DATA PROVIDED |
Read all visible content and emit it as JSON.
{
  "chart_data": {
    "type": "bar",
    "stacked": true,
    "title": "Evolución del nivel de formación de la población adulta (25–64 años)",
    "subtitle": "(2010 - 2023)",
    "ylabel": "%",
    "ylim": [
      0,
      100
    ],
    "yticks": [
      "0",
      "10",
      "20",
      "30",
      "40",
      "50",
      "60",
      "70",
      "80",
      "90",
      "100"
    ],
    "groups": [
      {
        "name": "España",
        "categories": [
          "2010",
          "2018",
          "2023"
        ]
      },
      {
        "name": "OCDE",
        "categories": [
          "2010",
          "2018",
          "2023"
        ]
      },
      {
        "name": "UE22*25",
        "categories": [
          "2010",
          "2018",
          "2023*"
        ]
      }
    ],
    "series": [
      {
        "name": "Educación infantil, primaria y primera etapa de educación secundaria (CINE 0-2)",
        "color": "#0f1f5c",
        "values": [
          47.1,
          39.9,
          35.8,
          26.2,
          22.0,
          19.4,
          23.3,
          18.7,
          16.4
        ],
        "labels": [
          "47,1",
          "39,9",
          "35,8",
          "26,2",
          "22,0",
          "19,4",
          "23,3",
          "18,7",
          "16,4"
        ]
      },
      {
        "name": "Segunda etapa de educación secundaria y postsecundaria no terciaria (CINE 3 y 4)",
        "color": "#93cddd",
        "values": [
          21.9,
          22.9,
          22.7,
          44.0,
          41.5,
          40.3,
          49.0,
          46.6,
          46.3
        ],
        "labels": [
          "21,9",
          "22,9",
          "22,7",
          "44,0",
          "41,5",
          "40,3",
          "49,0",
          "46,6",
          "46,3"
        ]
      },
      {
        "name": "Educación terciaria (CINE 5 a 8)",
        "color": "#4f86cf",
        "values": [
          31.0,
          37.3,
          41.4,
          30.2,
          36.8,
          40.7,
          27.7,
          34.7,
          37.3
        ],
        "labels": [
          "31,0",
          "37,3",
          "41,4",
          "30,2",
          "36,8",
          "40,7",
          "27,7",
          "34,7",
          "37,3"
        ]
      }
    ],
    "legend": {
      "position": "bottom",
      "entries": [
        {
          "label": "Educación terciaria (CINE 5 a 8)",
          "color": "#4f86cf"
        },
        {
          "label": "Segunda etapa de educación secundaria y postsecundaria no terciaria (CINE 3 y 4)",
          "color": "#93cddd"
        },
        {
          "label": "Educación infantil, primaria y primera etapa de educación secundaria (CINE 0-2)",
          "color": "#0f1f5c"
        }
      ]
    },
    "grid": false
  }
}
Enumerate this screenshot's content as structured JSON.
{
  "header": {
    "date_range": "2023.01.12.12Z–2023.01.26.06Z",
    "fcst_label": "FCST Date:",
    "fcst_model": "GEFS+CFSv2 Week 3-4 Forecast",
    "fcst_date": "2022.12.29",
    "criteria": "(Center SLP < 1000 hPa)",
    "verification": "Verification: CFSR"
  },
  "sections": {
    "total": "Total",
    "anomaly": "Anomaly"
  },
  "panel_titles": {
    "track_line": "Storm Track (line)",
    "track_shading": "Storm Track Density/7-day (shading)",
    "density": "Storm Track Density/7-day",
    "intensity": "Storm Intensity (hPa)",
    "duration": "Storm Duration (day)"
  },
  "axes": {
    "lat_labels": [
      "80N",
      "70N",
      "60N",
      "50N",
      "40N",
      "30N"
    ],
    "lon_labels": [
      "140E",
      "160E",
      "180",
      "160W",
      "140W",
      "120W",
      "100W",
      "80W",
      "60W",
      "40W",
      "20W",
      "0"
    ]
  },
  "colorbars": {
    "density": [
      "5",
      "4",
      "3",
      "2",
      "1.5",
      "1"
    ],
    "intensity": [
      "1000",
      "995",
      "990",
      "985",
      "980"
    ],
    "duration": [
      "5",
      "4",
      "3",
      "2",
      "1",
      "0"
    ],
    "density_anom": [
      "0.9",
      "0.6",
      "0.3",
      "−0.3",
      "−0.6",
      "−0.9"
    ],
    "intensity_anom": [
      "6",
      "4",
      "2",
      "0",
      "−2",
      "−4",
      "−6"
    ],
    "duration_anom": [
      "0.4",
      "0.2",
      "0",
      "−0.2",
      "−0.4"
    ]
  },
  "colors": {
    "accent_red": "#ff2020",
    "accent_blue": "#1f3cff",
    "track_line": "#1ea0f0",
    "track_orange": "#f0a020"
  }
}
---
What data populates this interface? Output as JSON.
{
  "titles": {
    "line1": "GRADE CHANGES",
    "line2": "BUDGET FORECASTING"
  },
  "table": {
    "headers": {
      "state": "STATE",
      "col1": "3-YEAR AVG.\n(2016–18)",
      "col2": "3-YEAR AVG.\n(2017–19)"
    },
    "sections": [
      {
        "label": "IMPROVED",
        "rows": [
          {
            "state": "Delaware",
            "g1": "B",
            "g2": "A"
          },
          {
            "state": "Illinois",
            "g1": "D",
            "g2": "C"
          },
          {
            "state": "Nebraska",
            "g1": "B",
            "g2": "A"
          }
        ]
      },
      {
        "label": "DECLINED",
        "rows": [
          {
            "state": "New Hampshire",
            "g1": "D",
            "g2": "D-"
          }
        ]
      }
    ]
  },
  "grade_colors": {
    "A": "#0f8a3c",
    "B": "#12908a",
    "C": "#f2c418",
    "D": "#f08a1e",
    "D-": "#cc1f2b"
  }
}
...
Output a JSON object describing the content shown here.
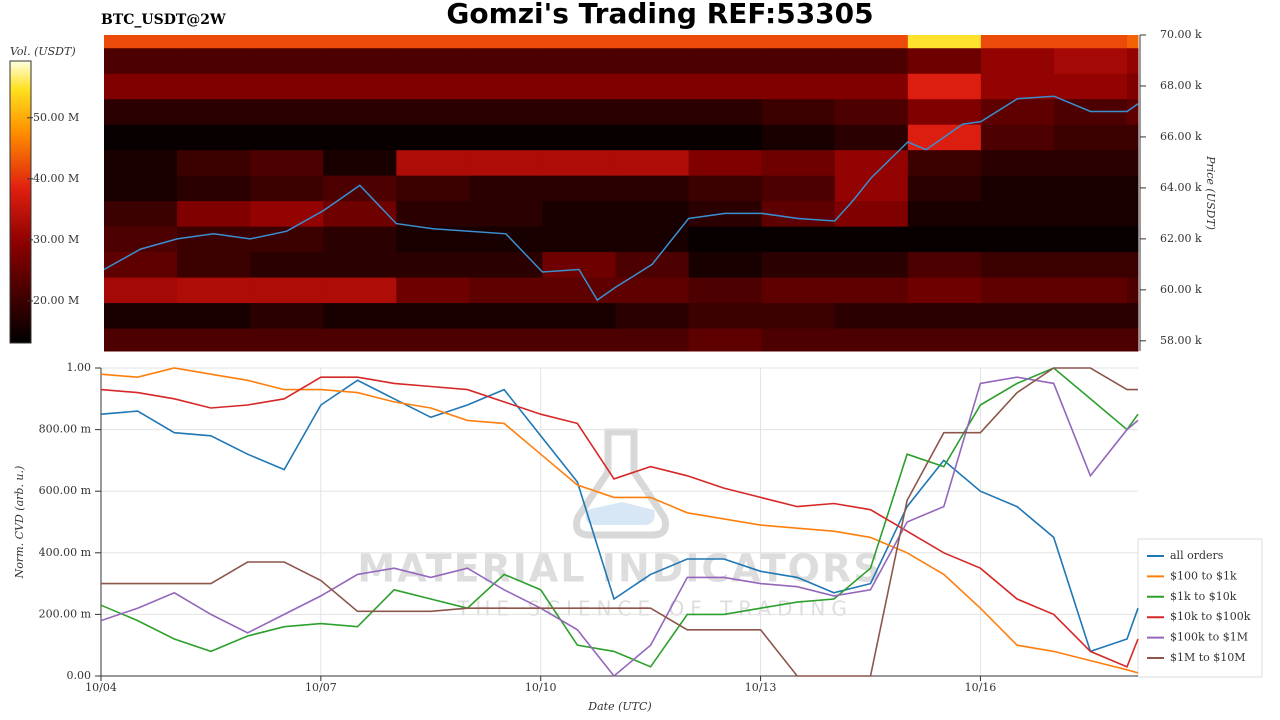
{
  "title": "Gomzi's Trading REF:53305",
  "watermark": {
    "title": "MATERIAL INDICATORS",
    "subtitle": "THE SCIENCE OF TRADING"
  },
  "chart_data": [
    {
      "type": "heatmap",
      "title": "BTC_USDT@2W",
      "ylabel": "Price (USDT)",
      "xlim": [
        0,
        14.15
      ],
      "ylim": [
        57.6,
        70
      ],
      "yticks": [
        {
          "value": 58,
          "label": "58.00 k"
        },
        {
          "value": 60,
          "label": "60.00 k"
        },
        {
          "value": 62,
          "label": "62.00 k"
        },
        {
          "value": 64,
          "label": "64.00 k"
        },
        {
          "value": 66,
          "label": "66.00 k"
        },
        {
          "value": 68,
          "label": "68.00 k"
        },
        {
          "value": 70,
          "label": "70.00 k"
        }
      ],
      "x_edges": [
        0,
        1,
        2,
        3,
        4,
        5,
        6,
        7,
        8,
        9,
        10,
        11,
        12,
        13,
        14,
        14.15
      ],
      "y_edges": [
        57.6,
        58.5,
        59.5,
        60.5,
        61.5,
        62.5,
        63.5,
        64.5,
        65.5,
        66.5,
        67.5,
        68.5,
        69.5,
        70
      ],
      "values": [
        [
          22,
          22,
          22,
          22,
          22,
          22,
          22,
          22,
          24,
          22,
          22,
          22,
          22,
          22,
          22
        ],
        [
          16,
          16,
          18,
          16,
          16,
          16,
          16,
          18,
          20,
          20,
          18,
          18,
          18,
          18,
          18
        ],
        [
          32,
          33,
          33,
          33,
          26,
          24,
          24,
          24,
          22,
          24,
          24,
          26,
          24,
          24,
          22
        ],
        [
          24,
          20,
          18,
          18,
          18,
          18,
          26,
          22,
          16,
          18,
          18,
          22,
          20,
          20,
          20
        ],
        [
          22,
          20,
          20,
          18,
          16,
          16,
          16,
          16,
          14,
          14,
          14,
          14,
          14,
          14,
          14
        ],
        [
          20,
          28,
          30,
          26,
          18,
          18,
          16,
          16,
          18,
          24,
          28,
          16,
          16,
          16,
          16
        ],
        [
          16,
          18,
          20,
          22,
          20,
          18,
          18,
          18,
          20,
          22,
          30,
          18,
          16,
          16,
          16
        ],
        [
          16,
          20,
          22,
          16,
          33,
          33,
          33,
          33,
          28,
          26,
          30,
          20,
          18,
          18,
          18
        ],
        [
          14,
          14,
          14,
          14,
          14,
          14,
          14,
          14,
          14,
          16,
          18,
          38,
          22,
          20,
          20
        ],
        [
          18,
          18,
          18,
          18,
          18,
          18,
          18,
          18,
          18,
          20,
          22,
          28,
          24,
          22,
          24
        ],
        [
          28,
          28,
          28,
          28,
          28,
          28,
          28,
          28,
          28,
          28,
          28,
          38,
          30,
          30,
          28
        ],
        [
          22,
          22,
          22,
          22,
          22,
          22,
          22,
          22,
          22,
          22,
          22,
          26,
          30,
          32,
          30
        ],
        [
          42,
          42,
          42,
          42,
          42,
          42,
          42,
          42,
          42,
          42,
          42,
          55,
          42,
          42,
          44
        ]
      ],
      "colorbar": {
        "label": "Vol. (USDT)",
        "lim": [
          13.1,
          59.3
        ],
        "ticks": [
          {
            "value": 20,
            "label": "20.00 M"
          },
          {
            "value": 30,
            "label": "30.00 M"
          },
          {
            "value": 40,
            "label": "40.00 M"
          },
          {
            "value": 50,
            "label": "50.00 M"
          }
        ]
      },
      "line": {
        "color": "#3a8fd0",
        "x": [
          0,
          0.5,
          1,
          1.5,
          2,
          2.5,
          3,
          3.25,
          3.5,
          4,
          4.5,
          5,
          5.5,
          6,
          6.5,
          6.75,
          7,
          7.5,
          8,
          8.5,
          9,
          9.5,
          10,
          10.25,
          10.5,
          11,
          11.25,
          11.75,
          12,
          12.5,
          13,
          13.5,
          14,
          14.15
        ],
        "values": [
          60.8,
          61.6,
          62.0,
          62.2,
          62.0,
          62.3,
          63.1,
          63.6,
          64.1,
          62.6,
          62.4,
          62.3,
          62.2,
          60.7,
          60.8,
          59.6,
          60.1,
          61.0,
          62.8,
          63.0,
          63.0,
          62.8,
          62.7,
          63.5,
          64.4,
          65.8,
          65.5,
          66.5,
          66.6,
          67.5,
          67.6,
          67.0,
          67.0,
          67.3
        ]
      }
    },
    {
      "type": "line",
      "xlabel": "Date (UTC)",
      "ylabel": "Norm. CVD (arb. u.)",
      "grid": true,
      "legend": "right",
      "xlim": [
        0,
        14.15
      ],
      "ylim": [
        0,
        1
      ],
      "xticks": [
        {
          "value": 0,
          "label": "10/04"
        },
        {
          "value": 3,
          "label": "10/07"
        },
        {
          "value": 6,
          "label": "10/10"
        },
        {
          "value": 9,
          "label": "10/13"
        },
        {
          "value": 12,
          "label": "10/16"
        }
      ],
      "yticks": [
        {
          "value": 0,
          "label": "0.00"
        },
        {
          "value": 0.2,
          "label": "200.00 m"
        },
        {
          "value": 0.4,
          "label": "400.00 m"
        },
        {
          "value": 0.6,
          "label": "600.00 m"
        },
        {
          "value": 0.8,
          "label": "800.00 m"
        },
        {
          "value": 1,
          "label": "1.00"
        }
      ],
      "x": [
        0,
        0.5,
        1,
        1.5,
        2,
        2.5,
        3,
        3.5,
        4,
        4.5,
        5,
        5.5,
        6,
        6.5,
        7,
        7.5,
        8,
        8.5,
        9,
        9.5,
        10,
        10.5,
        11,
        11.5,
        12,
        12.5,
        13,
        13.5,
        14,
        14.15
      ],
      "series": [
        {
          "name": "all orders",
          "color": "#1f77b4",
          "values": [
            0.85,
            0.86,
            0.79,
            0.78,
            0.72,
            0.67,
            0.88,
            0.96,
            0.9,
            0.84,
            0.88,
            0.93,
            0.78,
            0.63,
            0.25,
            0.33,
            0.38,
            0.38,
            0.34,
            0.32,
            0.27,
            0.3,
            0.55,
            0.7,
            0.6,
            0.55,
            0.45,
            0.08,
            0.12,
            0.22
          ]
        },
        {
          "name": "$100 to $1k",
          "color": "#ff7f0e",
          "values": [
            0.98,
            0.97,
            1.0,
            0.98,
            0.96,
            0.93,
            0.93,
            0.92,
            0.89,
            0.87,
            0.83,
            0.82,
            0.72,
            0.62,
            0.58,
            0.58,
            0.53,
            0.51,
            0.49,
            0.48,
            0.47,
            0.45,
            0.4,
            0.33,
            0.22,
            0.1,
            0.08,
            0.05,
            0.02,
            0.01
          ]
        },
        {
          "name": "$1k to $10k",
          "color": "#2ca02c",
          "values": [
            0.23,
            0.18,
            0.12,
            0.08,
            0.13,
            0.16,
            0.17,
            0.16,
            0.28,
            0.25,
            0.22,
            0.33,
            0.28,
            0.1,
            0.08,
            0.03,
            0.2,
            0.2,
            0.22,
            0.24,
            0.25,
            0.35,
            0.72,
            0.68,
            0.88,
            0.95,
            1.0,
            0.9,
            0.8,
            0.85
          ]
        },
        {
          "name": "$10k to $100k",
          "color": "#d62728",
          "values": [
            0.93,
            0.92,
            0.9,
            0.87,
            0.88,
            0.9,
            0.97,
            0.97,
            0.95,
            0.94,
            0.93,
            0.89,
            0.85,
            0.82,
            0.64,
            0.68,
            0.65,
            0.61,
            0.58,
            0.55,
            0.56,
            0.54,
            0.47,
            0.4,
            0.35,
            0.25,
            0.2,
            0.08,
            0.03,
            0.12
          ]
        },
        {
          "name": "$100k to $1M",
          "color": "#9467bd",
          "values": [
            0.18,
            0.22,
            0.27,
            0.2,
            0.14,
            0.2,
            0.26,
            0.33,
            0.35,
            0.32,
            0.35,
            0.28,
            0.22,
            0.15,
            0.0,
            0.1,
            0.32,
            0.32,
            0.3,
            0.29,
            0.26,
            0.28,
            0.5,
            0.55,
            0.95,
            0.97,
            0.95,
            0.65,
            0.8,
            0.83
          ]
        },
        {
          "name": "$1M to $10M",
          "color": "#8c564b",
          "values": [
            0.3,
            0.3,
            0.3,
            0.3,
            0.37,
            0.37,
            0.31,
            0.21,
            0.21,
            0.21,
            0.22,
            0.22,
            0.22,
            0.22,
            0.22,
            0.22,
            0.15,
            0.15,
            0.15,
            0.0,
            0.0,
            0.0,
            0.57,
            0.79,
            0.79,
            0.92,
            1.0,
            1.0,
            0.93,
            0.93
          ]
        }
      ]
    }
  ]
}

WHAT THE TASK ASKS | Scan the material above for the string "subtitle" and report each line where you find it.

SOLUTION |
    "subtitle": "(2010 - 2023)",
    "subtitle": "THE SCIENCE OF TRADING"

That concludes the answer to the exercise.